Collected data

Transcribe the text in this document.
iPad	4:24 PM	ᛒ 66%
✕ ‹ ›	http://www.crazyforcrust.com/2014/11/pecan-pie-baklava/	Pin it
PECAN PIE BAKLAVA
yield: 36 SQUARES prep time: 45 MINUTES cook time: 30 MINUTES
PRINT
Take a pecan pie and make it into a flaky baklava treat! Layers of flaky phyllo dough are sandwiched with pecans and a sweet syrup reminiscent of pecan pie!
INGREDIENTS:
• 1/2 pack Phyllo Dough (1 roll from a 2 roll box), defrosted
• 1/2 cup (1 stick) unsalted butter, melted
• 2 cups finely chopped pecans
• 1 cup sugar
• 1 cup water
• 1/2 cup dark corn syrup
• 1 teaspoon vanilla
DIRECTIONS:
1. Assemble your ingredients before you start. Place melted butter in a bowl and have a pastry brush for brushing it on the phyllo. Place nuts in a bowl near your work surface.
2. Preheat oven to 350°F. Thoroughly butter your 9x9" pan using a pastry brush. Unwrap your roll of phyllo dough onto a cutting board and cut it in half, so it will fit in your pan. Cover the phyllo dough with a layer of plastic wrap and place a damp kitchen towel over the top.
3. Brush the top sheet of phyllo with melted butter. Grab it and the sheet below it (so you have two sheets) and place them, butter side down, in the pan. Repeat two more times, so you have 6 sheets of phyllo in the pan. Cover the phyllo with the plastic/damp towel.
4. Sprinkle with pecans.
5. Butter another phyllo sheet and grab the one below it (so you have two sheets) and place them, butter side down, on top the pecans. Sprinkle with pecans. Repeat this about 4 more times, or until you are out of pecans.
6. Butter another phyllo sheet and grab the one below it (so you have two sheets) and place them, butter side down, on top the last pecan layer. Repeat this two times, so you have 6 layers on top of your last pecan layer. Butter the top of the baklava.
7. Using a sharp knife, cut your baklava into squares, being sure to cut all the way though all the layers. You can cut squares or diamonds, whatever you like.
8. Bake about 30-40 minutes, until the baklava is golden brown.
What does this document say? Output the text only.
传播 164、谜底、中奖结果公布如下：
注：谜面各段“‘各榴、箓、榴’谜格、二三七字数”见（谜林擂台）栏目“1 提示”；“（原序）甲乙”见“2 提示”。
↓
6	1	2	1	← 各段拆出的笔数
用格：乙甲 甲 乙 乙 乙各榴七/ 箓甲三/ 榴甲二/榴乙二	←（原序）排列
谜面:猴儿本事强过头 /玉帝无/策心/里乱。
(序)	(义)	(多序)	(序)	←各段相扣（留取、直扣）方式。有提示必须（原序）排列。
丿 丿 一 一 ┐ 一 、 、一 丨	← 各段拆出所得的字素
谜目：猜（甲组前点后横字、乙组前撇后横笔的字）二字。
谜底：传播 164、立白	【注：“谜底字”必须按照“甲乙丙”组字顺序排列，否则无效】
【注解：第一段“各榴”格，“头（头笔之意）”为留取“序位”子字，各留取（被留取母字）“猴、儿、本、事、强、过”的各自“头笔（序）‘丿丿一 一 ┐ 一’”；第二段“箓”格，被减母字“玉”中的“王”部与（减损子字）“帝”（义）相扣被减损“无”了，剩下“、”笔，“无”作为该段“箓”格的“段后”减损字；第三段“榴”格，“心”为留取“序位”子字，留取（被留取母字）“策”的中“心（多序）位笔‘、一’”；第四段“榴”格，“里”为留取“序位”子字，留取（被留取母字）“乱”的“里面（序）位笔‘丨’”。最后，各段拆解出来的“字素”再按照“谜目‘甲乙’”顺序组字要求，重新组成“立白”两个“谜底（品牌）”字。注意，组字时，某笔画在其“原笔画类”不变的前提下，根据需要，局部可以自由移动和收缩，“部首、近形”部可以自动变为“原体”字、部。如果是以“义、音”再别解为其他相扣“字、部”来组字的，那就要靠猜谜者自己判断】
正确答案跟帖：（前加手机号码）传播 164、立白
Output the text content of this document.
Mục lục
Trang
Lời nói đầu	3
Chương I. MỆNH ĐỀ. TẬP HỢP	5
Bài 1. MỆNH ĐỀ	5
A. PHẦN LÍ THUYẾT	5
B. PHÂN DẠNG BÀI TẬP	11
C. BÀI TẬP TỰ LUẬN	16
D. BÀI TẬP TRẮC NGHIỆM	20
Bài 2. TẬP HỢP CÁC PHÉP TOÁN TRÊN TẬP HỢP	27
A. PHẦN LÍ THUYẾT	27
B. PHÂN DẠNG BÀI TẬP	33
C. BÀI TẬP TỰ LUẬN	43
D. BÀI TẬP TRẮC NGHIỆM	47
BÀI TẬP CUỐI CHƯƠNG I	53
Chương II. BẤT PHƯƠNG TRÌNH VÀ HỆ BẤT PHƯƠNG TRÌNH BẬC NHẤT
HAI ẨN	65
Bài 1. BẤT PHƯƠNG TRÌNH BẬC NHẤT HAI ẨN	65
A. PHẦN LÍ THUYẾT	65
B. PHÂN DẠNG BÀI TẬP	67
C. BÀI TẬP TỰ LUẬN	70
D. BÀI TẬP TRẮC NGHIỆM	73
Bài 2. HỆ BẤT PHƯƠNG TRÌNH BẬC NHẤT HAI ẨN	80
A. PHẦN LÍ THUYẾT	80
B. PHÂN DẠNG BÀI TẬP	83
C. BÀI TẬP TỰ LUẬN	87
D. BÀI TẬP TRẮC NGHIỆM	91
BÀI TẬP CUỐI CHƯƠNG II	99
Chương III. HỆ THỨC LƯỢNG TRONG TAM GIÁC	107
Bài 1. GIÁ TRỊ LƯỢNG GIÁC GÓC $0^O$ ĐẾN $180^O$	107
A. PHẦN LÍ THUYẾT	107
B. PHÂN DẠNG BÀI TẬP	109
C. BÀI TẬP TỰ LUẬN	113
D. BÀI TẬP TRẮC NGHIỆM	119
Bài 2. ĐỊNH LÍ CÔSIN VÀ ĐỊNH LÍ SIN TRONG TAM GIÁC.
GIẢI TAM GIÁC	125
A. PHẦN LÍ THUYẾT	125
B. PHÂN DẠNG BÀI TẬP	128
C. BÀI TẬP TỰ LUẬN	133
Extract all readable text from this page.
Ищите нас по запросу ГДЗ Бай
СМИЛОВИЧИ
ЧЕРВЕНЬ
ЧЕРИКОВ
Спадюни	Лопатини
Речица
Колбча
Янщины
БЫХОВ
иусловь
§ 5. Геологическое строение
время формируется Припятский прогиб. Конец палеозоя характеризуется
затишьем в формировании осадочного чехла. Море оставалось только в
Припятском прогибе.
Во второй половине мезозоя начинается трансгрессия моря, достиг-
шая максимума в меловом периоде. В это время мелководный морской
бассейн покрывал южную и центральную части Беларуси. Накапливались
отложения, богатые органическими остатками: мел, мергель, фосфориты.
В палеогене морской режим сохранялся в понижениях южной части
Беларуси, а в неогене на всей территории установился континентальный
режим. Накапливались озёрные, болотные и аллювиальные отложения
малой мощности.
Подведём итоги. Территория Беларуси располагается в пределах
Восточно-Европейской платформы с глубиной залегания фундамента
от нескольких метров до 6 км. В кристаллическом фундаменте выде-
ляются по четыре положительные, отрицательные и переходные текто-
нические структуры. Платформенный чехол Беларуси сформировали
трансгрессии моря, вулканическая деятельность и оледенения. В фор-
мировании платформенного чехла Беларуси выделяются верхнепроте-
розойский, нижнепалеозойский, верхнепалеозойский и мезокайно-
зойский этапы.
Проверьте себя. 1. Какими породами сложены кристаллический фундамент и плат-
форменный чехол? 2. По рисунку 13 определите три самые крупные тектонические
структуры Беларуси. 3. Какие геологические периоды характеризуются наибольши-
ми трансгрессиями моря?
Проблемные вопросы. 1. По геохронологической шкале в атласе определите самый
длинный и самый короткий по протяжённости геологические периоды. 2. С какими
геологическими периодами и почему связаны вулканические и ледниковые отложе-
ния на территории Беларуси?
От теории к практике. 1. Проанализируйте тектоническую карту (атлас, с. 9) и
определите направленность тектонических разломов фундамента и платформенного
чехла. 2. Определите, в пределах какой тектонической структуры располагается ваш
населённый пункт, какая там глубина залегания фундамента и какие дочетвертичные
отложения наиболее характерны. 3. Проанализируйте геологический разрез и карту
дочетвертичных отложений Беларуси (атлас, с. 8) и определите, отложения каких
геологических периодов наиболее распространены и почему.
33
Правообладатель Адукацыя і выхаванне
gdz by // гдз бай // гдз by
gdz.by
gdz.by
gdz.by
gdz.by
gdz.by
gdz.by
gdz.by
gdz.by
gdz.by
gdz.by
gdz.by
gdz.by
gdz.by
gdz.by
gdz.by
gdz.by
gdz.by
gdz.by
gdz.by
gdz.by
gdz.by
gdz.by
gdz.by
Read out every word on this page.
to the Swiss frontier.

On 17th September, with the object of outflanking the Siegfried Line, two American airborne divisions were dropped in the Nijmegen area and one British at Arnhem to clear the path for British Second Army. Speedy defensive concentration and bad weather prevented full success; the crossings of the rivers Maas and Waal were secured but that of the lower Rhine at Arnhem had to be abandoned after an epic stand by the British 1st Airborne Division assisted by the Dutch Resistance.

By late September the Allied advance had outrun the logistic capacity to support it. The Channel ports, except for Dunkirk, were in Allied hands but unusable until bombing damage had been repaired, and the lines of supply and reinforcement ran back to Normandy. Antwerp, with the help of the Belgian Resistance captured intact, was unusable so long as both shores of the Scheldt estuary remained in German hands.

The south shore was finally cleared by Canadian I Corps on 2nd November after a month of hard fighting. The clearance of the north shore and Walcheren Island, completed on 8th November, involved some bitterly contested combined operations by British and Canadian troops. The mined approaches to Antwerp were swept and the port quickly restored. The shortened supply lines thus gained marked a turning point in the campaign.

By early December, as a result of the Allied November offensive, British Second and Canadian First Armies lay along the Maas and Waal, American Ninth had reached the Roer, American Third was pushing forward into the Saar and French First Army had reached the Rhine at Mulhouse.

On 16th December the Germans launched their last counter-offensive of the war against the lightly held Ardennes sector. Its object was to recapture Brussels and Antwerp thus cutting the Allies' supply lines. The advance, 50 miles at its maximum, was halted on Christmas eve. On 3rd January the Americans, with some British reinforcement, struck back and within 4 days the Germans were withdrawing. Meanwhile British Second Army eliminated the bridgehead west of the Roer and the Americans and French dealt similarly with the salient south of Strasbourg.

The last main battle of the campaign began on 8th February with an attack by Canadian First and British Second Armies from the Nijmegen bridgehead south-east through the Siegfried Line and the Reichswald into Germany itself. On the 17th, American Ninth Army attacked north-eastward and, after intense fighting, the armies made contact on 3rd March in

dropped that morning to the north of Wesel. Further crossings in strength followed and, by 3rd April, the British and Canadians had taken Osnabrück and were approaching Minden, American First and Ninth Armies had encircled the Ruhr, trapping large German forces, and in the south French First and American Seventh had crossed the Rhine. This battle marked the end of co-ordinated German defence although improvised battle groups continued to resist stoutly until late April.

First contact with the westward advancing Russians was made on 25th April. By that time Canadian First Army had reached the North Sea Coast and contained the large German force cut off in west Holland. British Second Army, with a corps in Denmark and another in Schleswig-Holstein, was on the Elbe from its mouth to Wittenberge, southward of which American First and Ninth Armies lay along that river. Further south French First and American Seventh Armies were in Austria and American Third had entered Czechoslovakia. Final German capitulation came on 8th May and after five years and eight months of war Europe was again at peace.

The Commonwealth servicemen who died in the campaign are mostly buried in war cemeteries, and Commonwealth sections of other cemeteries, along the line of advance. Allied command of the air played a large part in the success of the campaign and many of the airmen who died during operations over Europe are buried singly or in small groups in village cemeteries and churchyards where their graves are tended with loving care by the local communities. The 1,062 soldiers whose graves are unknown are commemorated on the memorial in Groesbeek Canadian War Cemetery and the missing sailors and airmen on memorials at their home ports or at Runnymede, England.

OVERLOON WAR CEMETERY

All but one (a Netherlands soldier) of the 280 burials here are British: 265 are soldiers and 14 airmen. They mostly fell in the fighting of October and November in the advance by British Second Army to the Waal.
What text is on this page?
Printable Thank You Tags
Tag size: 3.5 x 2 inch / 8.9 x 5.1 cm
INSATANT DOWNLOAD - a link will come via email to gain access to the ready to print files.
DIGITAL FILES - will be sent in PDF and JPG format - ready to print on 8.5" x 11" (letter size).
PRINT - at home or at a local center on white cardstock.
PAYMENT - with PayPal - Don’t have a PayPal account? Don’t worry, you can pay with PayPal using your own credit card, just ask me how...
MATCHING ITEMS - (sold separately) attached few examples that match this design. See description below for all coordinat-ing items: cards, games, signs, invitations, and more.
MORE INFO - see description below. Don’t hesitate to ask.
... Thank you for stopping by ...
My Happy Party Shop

◆ **Instructions to follow**
Begin with the line containing "What text is on this page?" and repeat each line exactly until the records above end.

◆ **Answer to this problem**
What text is on this page?
Printable Thank You Tags
Tag size: 3.5 x 2 inch / 8.9 x 5.1 cm
INSATANT DOWNLOAD - a link will come via email to gain access to the ready to print files.
DIGITAL FILES - will be sent in PDF and JPG format - ready to print on 8.5" x 11" (letter size).
PRINT - at home or at a local center on white cardstock.
PAYMENT - with PayPal - Don’t have a PayPal account? Don’t worry, you can pay with PayPal using your own credit card, just ask me how...
MATCHING ITEMS - (sold separately) attached few examples that match this design. See description below for all coordinat-ing items: cards, games, signs, invitations, and more.
MORE INFO - see description below. Don’t hesitate to ask.
... Thank you for stopping by ...
My Happy Party Shop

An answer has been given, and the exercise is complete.